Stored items

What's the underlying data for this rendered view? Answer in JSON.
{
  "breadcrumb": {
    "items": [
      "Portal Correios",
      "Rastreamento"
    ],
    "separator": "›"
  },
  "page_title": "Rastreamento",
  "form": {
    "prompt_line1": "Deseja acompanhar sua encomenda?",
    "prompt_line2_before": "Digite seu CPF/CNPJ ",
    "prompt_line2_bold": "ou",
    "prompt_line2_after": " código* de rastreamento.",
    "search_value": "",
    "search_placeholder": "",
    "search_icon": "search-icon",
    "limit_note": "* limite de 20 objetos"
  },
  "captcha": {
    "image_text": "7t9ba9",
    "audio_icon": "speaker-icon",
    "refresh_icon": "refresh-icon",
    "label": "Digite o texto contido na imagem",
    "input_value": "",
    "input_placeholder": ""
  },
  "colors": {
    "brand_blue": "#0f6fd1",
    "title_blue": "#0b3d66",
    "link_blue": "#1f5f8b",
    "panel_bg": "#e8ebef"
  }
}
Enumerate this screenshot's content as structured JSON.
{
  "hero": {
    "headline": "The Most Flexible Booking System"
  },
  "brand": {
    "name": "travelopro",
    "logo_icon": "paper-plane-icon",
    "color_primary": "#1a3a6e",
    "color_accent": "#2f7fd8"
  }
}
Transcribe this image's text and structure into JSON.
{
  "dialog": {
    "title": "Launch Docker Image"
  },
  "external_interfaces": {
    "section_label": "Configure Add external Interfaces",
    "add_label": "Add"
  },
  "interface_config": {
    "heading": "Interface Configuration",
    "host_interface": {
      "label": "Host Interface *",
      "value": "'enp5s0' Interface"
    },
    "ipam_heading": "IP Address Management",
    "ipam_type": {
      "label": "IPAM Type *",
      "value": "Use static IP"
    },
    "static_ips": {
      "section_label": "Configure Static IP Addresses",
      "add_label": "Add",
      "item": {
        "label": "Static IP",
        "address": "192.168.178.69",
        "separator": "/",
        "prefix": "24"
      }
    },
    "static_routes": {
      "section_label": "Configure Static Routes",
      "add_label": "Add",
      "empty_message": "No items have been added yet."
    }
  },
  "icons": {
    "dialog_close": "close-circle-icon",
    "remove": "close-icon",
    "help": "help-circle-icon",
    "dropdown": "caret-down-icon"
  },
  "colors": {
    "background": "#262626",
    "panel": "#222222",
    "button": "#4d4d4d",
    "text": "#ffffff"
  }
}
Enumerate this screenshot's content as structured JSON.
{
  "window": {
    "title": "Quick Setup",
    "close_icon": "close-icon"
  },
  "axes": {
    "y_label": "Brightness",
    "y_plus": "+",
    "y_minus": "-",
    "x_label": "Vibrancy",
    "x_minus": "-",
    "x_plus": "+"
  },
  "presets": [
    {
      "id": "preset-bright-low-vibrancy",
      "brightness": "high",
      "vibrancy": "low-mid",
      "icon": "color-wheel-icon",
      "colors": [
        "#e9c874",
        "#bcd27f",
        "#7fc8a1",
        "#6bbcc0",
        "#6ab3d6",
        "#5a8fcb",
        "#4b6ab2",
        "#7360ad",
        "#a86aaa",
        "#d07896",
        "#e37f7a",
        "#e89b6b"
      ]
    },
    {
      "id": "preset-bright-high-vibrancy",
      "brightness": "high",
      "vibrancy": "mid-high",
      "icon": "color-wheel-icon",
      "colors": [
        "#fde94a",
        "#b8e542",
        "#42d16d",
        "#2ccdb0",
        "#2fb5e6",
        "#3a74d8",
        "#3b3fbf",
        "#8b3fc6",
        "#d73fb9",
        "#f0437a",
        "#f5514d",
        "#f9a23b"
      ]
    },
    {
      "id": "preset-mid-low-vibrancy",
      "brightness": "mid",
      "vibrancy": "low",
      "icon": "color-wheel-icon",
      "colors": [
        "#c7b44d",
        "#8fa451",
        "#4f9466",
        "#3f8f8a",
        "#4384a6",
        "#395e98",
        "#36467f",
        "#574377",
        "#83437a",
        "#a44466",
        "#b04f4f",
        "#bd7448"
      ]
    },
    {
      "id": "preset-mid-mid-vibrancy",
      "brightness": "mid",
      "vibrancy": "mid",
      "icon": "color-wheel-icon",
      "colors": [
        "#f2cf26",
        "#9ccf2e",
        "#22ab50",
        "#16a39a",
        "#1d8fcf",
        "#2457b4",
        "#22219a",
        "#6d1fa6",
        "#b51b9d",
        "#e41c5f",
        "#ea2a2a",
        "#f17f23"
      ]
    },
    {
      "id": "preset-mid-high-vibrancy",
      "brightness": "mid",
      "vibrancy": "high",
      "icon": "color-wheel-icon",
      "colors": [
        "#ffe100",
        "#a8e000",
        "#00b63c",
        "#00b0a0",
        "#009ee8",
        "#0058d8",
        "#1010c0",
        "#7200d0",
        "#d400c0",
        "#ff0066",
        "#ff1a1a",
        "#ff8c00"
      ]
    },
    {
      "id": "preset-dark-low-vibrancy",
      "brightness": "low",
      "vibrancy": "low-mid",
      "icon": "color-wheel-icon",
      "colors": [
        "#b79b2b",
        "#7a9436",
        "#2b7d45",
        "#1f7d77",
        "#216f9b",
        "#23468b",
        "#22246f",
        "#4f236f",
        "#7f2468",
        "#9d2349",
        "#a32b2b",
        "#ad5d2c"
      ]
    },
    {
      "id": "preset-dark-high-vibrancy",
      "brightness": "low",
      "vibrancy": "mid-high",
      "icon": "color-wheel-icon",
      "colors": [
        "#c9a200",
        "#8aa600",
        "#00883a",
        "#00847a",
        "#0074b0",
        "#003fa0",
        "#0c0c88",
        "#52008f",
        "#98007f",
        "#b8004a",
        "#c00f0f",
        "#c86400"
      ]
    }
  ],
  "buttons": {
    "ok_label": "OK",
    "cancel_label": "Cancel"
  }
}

**TASK TO CARRY OUT**
Go through the entries and repeat each one exactly.

**OUTPUT FOR THIS TASK**
What's the underlying data for this rendered view? Answer in JSON.
{
  "breadcrumb": {
    "items": [
      "Portal Correios",
      "Rastreamento"
    ],
    "separator": "›"
  },
  "page_title": "Rastreamento",
  "form": {
    "prompt_line1": "Deseja acompanhar sua encomenda?",
    "prompt_line2_before": "Digite seu CPF/CNPJ ",
    "prompt_line2_bold": "ou",
    "prompt_line2_after": " código* de rastreamento.",
    "search_value": "",
    "search_placeholder": "",
    "search_icon": "search-icon",
    "limit_note": "* limite de 20 objetos"
  },
  "captcha": {
    "image_text": "7t9ba9",
    "audio_icon": "speaker-icon",
    "refresh_icon": "refresh-icon",
    "label": "Digite o texto contido na imagem",
    "input_value": "",
    "input_placeholder": ""
  },
  "colors": {
    "brand_blue": "#0f6fd1",
    "title_blue": "#0b3d66",
    "link_blue": "#1f5f8b",
    "panel_bg": "#e8ebef"
  }
}
Enumerate this screenshot's content as structured JSON.
{
  "hero": {
    "headline": "The Most Flexible Booking System"
  },
  "brand": {
    "name": "travelopro",
    "logo_icon": "paper-plane-icon",
    "color_primary": "#1a3a6e",
    "color_accent": "#2f7fd8"
  }
}
Transcribe this image's text and structure into JSON.
{
  "dialog": {
    "title": "Launch Docker Image"
  },
  "external_interfaces": {
    "section_label": "Configure Add external Interfaces",
    "add_label": "Add"
  },
  "interface_config": {
    "heading": "Interface Configuration",
    "host_interface": {
      "label": "Host Interface *",
      "value": "'enp5s0' Interface"
    },
    "ipam_heading": "IP Address Management",
    "ipam_type": {
      "label": "IPAM Type *",
      "value": "Use static IP"
    },
    "static_ips": {
      "section_label": "Configure Static IP Addresses",
      "add_label": "Add",
      "item": {
        "label": "Static IP",
        "address": "192.168.178.69",
        "separator": "/",
        "prefix": "24"
      }
    },
    "static_routes": {
      "section_label": "Configure Static Routes",
      "add_label": "Add",
      "empty_message": "No items have been added yet."
    }
  },
  "icons": {
    "dialog_close": "close-circle-icon",
    "remove": "close-icon",
    "help": "help-circle-icon",
    "dropdown": "caret-down-icon"
  },
  "colors": {
    "background": "#262626",
    "panel": "#222222",
    "button": "#4d4d4d",
    "text": "#ffffff"
  }
}
Enumerate this screenshot's content as structured JSON.
{
  "window": {
    "title": "Quick Setup",
    "close_icon": "close-icon"
  },
  "axes": {
    "y_label": "Brightness",
    "y_plus": "+",
    "y_minus": "-",
    "x_label": "Vibrancy",
    "x_minus": "-",
    "x_plus": "+"
  },
  "presets": [
    {
      "id": "preset-bright-low-vibrancy",
      "brightness": "high",
      "vibrancy": "low-mid",
      "icon": "color-wheel-icon",
      "colors": [
        "#e9c874",
        "#bcd27f",
        "#7fc8a1",
        "#6bbcc0",
        "#6ab3d6",
        "#5a8fcb",
        "#4b6ab2",
        "#7360ad",
        "#a86aaa",
        "#d07896",
        "#e37f7a",
        "#e89b6b"
      ]
    },
    {
      "id": "preset-bright-high-vibrancy",
      "brightness": "high",
      "vibrancy": "mid-high",
      "icon": "color-wheel-icon",
      "colors": [
        "#fde94a",
        "#b8e542",
        "#42d16d",
        "#2ccdb0",
        "#2fb5e6",
        "#3a74d8",
        "#3b3fbf",
        "#8b3fc6",
        "#d73fb9",
        "#f0437a",
        "#f5514d",
        "#f9a23b"
      ]
    },
    {
      "id": "preset-mid-low-vibrancy",
      "brightness": "mid",
      "vibrancy": "low",
      "icon": "color-wheel-icon",
      "colors": [
        "#c7b44d",
        "#8fa451",
        "#4f9466",
        "#3f8f8a",
        "#4384a6",
        "#395e98",
        "#36467f",
        "#574377",
        "#83437a",
        "#a44466",
        "#b04f4f",
        "#bd7448"
      ]
    },
    {
      "id": "preset-mid-mid-vibrancy",
      "brightness": "mid",
      "vibrancy": "mid",
      "icon": "color-wheel-icon",
      "colors": [
        "#f2cf26",
        "#9ccf2e",
        "#22ab50",
        "#16a39a",
        "#1d8fcf",
        "#2457b4",
        "#22219a",
        "#6d1fa6",
        "#b51b9d",
        "#e41c5f",
        "#ea2a2a",
        "#f17f23"
      ]
    },
    {
      "id": "preset-mid-high-vibrancy",
      "brightness": "mid",
      "vibrancy": "high",
      "icon": "color-wheel-icon",
      "colors": [
        "#ffe100",
        "#a8e000",
        "#00b63c",
        "#00b0a0",
        "#009ee8",
        "#0058d8",
        "#1010c0",
        "#7200d0",
        "#d400c0",
        "#ff0066",
        "#ff1a1a",
        "#ff8c00"
      ]
    },
    {
      "id": "preset-dark-low-vibrancy",
      "brightness": "low",
      "vibrancy": "low-mid",
      "icon": "color-wheel-icon",
      "colors": [
        "#b79b2b",
        "#7a9436",
        "#2b7d45",
        "#1f7d77",
        "#216f9b",
        "#23468b",
        "#22246f",
        "#4f236f",
        "#7f2468",
        "#9d2349",
        "#a32b2b",
        "#ad5d2c"
      ]
    },
    {
      "id": "preset-dark-high-vibrancy",
      "brightness": "low",
      "vibrancy": "mid-high",
      "icon": "color-wheel-icon",
      "colors": [
        "#c9a200",
        "#8aa600",
        "#00883a",
        "#00847a",
        "#0074b0",
        "#003fa0",
        "#0c0c88",
        "#52008f",
        "#98007f",
        "#b8004a",
        "#c00f0f",
        "#c86400"
      ]
    }
  ],
  "buttons": {
    "ok_label": "OK",
    "cancel_label": "Cancel"
  }
}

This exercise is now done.